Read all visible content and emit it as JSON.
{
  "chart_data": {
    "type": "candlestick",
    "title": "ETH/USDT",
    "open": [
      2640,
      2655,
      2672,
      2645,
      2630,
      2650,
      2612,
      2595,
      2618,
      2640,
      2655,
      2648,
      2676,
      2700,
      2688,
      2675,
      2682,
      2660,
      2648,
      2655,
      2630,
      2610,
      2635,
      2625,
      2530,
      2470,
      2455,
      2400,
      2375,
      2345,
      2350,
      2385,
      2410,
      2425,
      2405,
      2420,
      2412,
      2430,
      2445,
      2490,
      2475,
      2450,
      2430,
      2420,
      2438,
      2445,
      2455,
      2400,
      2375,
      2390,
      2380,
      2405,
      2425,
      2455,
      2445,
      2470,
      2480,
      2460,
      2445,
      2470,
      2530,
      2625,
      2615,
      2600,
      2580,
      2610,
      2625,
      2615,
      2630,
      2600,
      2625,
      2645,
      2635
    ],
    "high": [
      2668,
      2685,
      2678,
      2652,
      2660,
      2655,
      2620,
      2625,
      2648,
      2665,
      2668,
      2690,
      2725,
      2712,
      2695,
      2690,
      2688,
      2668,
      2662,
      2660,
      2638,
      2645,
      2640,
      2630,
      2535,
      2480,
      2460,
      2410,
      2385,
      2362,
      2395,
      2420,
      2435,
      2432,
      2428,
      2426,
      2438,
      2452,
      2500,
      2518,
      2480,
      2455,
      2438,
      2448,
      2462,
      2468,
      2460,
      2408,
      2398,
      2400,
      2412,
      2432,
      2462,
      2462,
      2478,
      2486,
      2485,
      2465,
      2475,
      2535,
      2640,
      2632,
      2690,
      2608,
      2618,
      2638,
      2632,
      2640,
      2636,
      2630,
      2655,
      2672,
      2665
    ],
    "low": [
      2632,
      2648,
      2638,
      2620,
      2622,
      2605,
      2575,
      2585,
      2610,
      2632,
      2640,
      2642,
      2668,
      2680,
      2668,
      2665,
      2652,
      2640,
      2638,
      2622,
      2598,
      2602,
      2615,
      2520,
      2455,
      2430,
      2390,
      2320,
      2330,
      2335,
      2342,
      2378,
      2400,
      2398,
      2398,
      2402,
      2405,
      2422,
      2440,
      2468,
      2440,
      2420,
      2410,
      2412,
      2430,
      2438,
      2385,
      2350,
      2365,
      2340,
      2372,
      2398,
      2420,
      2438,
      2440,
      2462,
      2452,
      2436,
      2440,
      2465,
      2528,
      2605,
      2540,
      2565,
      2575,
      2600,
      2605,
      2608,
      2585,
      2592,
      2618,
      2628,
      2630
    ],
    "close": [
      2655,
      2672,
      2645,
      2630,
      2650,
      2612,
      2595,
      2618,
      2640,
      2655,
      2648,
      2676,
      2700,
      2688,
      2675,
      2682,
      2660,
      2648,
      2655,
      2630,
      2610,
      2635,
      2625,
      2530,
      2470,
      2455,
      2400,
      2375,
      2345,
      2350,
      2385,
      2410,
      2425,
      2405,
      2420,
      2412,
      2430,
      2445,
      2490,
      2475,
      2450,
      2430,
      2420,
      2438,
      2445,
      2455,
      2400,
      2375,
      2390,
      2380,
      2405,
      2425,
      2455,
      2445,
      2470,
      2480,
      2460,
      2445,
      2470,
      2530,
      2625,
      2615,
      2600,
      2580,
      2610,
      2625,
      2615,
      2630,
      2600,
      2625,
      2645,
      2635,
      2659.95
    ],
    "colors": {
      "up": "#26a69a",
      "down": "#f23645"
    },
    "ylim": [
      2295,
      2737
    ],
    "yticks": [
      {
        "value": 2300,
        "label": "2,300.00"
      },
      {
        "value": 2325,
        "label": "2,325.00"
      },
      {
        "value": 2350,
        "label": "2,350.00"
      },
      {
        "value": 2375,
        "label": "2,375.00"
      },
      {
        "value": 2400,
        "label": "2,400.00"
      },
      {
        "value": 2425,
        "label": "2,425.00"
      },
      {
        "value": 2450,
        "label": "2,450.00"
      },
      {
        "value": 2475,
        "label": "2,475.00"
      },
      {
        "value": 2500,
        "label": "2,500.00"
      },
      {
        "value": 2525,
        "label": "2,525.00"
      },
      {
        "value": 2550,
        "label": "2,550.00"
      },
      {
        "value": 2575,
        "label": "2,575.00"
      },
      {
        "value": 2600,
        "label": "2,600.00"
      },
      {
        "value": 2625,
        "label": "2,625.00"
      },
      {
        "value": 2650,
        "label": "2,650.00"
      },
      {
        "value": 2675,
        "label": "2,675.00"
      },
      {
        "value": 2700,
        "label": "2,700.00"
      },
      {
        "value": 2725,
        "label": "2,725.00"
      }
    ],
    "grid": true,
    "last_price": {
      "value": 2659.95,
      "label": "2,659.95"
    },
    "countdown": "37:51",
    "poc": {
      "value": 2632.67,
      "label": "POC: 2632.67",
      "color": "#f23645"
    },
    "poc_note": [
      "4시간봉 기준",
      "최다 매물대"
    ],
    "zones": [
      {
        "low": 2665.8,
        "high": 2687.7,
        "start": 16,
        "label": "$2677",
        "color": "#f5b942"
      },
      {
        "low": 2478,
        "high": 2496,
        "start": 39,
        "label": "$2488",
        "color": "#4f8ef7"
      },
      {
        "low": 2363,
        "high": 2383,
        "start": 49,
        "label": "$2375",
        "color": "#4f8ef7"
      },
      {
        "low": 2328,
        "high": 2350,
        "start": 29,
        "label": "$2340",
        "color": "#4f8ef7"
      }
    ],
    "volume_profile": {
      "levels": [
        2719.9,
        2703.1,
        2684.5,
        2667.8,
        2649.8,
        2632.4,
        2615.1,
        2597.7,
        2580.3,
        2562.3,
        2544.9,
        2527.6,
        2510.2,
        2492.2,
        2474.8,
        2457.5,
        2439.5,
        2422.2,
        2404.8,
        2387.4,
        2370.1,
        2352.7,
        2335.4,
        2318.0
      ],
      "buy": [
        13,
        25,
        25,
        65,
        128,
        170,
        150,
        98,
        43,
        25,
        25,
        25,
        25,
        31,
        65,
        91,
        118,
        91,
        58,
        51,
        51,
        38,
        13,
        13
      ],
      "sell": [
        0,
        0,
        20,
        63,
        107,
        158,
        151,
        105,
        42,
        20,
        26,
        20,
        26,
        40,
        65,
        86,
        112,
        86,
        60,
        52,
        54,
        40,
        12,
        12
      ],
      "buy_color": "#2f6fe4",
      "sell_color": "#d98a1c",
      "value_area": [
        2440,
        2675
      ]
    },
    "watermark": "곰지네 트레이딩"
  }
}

WRITTEN PROBLEM »
Write out every line from the entries where "high" appears.

WRITTEN SOLUTION »
    "high": [
        "high": 2687.7,
        "high": 2496,
        "high": 2383,
        "high": 2350,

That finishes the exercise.